| WORK ITEM |
Check each line of the data for "proceed" and select those that have it.
[Opening SUPPLIED RECORDS section]
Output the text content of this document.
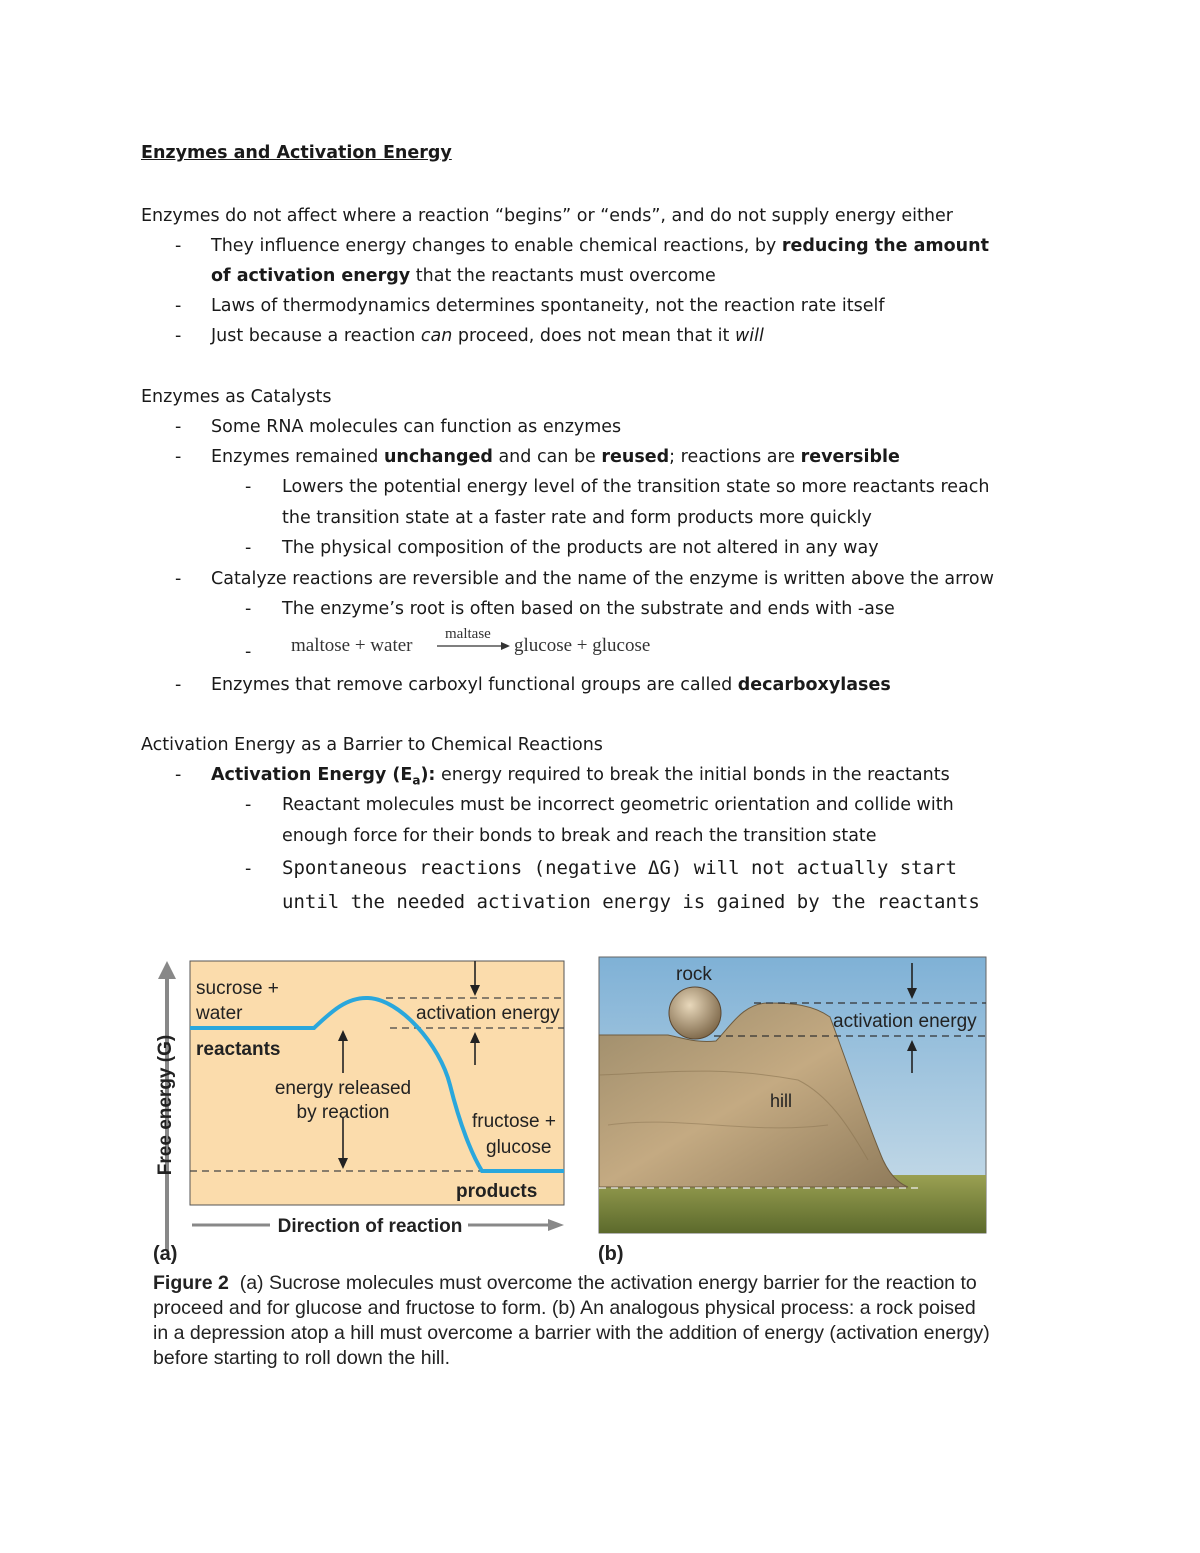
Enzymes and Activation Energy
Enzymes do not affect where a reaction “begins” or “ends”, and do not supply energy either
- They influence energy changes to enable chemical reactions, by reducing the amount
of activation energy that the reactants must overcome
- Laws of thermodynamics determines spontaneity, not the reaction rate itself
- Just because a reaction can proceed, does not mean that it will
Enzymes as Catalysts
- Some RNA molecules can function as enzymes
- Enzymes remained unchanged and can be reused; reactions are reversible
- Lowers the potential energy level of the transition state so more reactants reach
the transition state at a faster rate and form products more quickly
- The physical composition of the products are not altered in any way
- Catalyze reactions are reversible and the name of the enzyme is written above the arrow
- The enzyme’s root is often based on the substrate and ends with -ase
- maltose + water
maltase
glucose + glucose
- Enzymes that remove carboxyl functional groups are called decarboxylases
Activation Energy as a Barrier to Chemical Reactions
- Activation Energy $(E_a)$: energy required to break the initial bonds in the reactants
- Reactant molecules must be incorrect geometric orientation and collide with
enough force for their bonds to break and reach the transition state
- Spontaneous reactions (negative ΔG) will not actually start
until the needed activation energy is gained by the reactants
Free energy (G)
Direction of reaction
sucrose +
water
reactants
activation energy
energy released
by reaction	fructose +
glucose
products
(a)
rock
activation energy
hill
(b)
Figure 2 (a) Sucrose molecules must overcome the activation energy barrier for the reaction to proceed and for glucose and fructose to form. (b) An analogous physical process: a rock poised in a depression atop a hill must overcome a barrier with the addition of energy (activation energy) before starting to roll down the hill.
[Closing SUPPLIED RECORDS section]
| RESULT BELOW |
- Just because a reaction can proceed, does not mean that it will
Figure 2 (a) Sucrose molecules must overcome the activation energy barrier for the reaction to proceed and for glucose and fructose to form. (b) An analogous physical process: a rock poised in a depression atop a hill must overcome a barrier with the addition of energy (activation energy) before starting to roll down the hill.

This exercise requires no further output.